**Exercise 1:** Starting with the entry line that contains "day-number: 8 [267, 302, 279, 323]" and going on through the entry line that contains "day-number: 30 [338, 503, 360, 524]", including both, convert each line into a string in a JSON list. Leave out blank lines.

**Quoted text:**
— begin —
On occasion I get suggested fixes which are neither from a readily identified person, or fit into the design of whatever program is being discussed. For those, I may adapt the change.
Anonymous or “not” I do not use bug reports containing information from Wikipedia:
In general, we would assume that developers submit their own work. This is not always true.
When reviewing a change, I do take the time to scrutinize it, attempt to determine a proper attribution for the change. It happens that I may notice (or recall, if I am subscribed to a given mailing list) that the change was originally developed by a different individual. In that case, I will amend the description to cite the actual developer. If the code has a comment citing the developer, that suffices, though even that has been a matter of dispute on occasion, when the intermediary insists on sharing the credit.
Individuals who do this repeatedly (there are a few) will either be banned, or subject to scrutiny on every change. In either case, they generally go away and provide their services to a different project. Rather than leave, some of these use the public bug-tracking systems as a forum.
Other forums are problematic. Although the site technically has a policy (which confuses copyright infringement with plagiarism), StackExchange for instance promotes plagiarism, with people copying answers from each other as well as from unspecified sources, just to get points in its “reputation” ranking (some high-ranking individuals have copied their answers from my FAQs or documentation). Still others are known to cheat by various schemes of voting for themselves. The answers are very rarely useful for development, but some questions are essentially bug reports. I cite those according to the other guidelines mentioned above.
— end —
[Element location data]
— begin —
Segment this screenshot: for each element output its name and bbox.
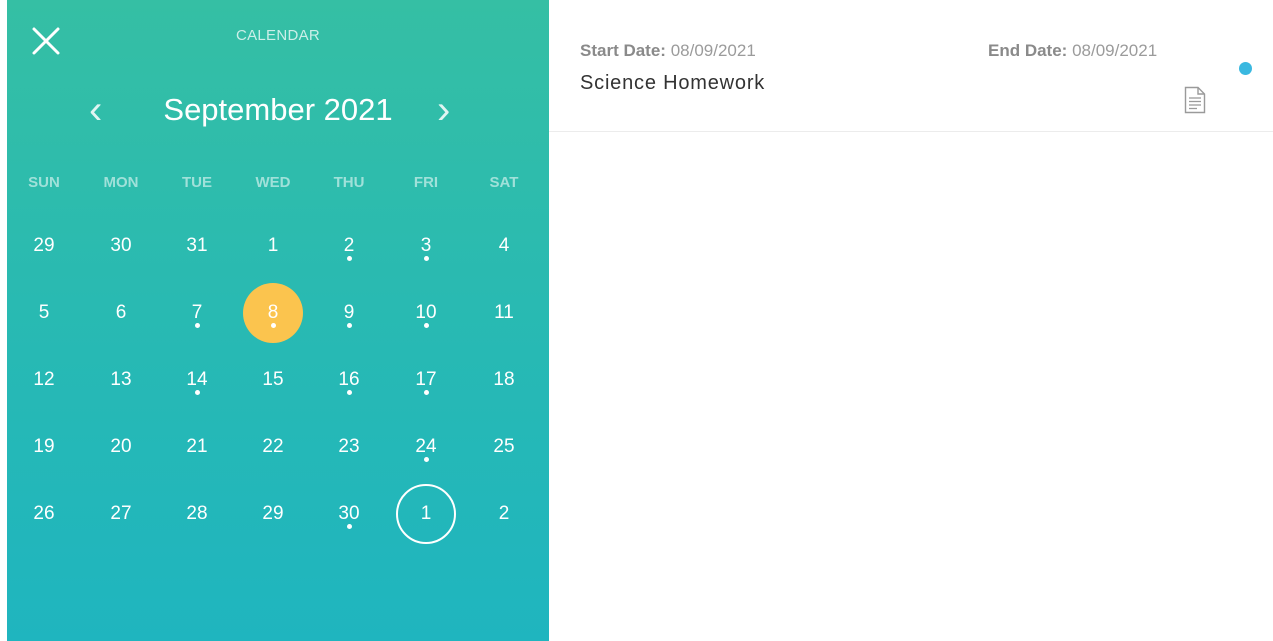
day-number: 8 [267, 302, 279, 323]
day-cell[interactable]: 30 [91, 216, 151, 276]
status-dot [1239, 62, 1252, 75]
calendar-panel: CALENDAR ‹ September 2021 › SUN MON TUE … [7, 0, 549, 641]
day-cell[interactable]: 12 [14, 350, 74, 410]
day-number: 2 [498, 503, 510, 524]
day-number: 2 [343, 235, 355, 256]
event-dot [194, 390, 200, 395]
day-cell-selected[interactable]: 8 [243, 283, 303, 343]
day-cell[interactable]: 17 [396, 350, 456, 410]
day-number: 29 [33, 235, 55, 256]
day-cell[interactable]: 19 [14, 417, 74, 477]
end-date-label: End Date: [988, 41, 1068, 60]
day-cell[interactable]: 2 [474, 484, 534, 544]
day-number: 31 [186, 235, 208, 256]
day-number: 1 [420, 503, 432, 524]
day-number: 21 [186, 436, 208, 457]
day-number: 22 [262, 436, 284, 457]
day-number: 23 [338, 436, 360, 457]
day-cell[interactable]: 28 [167, 484, 227, 544]
start-date: Start Date: 08/09/2021 [580, 41, 756, 61]
day-cell[interactable]: 20 [91, 417, 151, 477]
day-cell[interactable]: 23 [319, 417, 379, 477]
day-number: 19 [33, 436, 55, 457]
day-number: 24 [415, 436, 437, 457]
day-number: 28 [186, 503, 208, 524]
day-number: 30 [338, 503, 360, 524]
day-cell[interactable]: 30 [319, 484, 379, 544]
day-number: 6 [115, 302, 127, 323]
day-cell[interactable]: 3 [396, 216, 456, 276]
event-dot [270, 323, 276, 328]
day-number: 29 [262, 503, 284, 524]
day-cell[interactable]: 25 [474, 417, 534, 477]
day-cell[interactable]: 15 [243, 350, 303, 410]
day-cell[interactable]: 10 [396, 283, 456, 343]
day-number: 9 [343, 302, 355, 323]
end-date-value: 08/09/2021 [1072, 41, 1158, 60]
day-cell[interactable]: 6 [91, 283, 151, 343]
event-dot [346, 524, 352, 529]
day-cell[interactable]: 29 [243, 484, 303, 544]
day-cell[interactable]: 4 [474, 216, 534, 276]
event-dot [423, 390, 429, 395]
day-cell[interactable]: 18 [474, 350, 534, 410]
event-item[interactable]: Start Date: 08/09/2021 End Date: 08/09/2… [549, 0, 1273, 132]
start-date-value: 08/09/2021 [670, 41, 756, 60]
day-number: 17 [415, 369, 437, 390]
event-dot [194, 323, 200, 328]
day-number: 5 [38, 302, 50, 323]
day-cell[interactable]: 27 [91, 484, 151, 544]
day-cell[interactable]: 7 [167, 283, 227, 343]
event-dot [346, 256, 352, 261]
day-number: 3 [420, 235, 432, 256]
day-number: 11 [494, 302, 514, 323]
day-number: 30 [110, 235, 132, 256]
day-number: 15 [262, 369, 284, 390]
day-number: 20 [110, 436, 132, 457]
day-number: 26 [33, 503, 55, 524]
day-cell[interactable]: 16 [319, 350, 379, 410]
day-cell[interactable]: 2 [319, 216, 379, 276]
event-title: Science Homework [580, 72, 766, 94]
event-dot [423, 256, 429, 261]
day-cell[interactable]: 11 [474, 283, 534, 343]
day-cell-today[interactable]: 1 [396, 484, 456, 544]
document-icon[interactable] [1184, 86, 1206, 114]
event-dot [423, 323, 429, 328]
day-cell[interactable]: 31 [167, 216, 227, 276]
day-number: 18 [493, 369, 515, 390]
day-cell[interactable]: 24 [396, 417, 456, 477]
day-number: 1 [267, 235, 279, 256]
event-dot [346, 390, 352, 395]
day-cell[interactable]: 14 [167, 350, 227, 410]
day-number: 16 [338, 369, 360, 390]
day-number: 14 [186, 369, 208, 390]
day-number: 4 [498, 235, 510, 256]
start-date-label: Start Date: [580, 41, 666, 60]
day-cell[interactable]: 29 [14, 216, 74, 276]
day-number: 27 [110, 503, 132, 524]
day-number: 12 [33, 369, 55, 390]
day-number: 7 [191, 302, 203, 323]
day-cell[interactable]: 26 [14, 484, 74, 544]
day-cell[interactable]: 13 [91, 350, 151, 410]
day-cell[interactable]: 22 [243, 417, 303, 477]
day-number: 10 [415, 302, 437, 323]
event-dot [346, 323, 352, 328]
day-number: 25 [493, 436, 515, 457]
day-cell[interactable]: 21 [167, 417, 227, 477]
day-cell[interactable]: 9 [319, 283, 379, 343]
day-grid: 29 30 31 1 2 3 4 5 6 7 8 9 10 11 12 13 14 15 16 17 18 19 20 21 2… [7, 0, 549, 641]
event-dot [423, 457, 429, 462]
day-cell[interactable]: 5 [14, 283, 74, 343]
day-cell[interactable]: 1 [243, 216, 303, 276]
day-number: 13 [110, 369, 132, 390]
end-date: End Date: 08/09/2021 [988, 41, 1157, 61]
— end —
**Exercise 2:** In the attribution text, restate the paragraph beginning "When reviewing a change" more briefly as a bulleted list that keeps its main facts.

**Exercise solution 1:**
[
  "day-number: 8 [267, 302, 279, 323]",
  "day-cell[interactable]: 30 [91, 216, 151, 276]",
  "status-dot [1239, 62, 1252, 75]",
  "calendar-panel: CALENDAR ‹ September 2021 › SUN MON TUE … [7, 0, 549, 641]",
  "day-cell[interactable]: 12 [14, 350, 74, 410]",
  "day-number: 2 [498, 503, 510, 524]",
  "day-number: 2 [343, 235, 355, 256]",
  "event-dot [194, 390, 200, 395]",
  "day-cell-selected[interactable]: 8 [243, 283, 303, 343]",
  "day-cell[interactable]: 17 [396, 350, 456, 410]",
  "day-number: 29 [33, 235, 55, 256]",
  "day-cell[interactable]: 19 [14, 417, 74, 477]",
  "end-date-label: End Date: [988, 41, 1068, 60]",
  "day-cell[interactable]: 2 [474, 484, 534, 544]",
  "day-number: 31 [186, 235, 208, 256]",
  "day-number: 1 [420, 503, 432, 524]",
  "day-number: 21 [186, 436, 208, 457]",
  "day-number: 22 [262, 436, 284, 457]",
  "day-number: 23 [338, 436, 360, 457]",
  "day-cell[interactable]: 28 [167, 484, 227, 544]",
  "start-date: Start Date: 08/09/2021 [580, 41, 756, 61]",
  "day-cell[interactable]: 20 [91, 417, 151, 477]",
  "day-cell[interactable]: 23 [319, 417, 379, 477]",
  "day-number: 19 [33, 436, 55, 457]",
  "day-number: 24 [415, 436, 437, 457]",
  "day-number: 28 [186, 503, 208, 524]",
  "day-number: 30 [338, 503, 360, 524]"
]

**Exercise solution 2:**
- When reviewing a change, the writer scrutinizes it and tries to determine proper attribution.
- Sometimes the writer notices, or recalls from a subscribed mailing list, that a different person originally developed the change.
- In that case, the writer amends the description to cite the actual developer.
- A code comment citing the developer suffices, though this has occasionally been disputed when the intermediary insists on sharing the credit.